-- start PROVIDED DATA --

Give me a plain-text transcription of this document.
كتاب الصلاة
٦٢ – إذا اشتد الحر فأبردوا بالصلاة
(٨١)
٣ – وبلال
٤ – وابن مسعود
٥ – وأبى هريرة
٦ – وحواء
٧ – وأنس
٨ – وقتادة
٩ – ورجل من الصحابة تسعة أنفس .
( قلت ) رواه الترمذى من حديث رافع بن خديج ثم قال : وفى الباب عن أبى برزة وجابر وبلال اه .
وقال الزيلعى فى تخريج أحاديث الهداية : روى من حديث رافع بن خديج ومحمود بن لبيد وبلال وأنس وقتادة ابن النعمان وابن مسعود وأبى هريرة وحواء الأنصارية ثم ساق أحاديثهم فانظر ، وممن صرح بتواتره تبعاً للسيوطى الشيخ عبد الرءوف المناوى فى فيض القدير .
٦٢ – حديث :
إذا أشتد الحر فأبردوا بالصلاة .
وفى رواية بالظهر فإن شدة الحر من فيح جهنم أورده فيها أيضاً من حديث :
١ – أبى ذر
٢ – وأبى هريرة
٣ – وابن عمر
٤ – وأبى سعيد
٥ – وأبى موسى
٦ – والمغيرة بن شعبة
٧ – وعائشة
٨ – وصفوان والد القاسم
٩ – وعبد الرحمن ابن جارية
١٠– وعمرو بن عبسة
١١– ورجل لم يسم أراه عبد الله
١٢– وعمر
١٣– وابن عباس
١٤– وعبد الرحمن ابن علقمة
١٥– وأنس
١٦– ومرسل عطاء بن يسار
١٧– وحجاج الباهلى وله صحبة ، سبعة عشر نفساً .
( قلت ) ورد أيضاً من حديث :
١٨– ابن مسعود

-- end PROVIDED DATA --

(STATED PROBLEM):
Restate every entry word for word.

(THE RESULT):
Give me a plain-text transcription of this document.
كتاب الصلاة
٦٢ – إذا اشتد الحر فأبردوا بالصلاة
(٨١)
٣ – وبلال
٤ – وابن مسعود
٥ – وأبى هريرة
٦ – وحواء
٧ – وأنس
٨ – وقتادة
٩ – ورجل من الصحابة تسعة أنفس .
( قلت ) رواه الترمذى من حديث رافع بن خديج ثم قال : وفى الباب عن أبى برزة وجابر وبلال اه .
وقال الزيلعى فى تخريج أحاديث الهداية : روى من حديث رافع بن خديج ومحمود بن لبيد وبلال وأنس وقتادة ابن النعمان وابن مسعود وأبى هريرة وحواء الأنصارية ثم ساق أحاديثهم فانظر ، وممن صرح بتواتره تبعاً للسيوطى الشيخ عبد الرءوف المناوى فى فيض القدير .
٦٢ – حديث :
إذا أشتد الحر فأبردوا بالصلاة .
وفى رواية بالظهر فإن شدة الحر من فيح جهنم أورده فيها أيضاً من حديث :
١ – أبى ذر
٢ – وأبى هريرة
٣ – وابن عمر
٤ – وأبى سعيد
٥ – وأبى موسى
٦ – والمغيرة بن شعبة
٧ – وعائشة
٨ – وصفوان والد القاسم
٩ – وعبد الرحمن ابن جارية
١٠– وعمرو بن عبسة
١١– ورجل لم يسم أراه عبد الله
١٢– وعمر
١٣– وابن عباس
١٤– وعبد الرحمن ابن علقمة
١٥– وأنس
١٦– ومرسل عطاء بن يسار
١٧– وحجاج الباهلى وله صحبة ، سبعة عشر نفساً .
( قلت ) ورد أيضاً من حديث :
١٨– ابن مسعود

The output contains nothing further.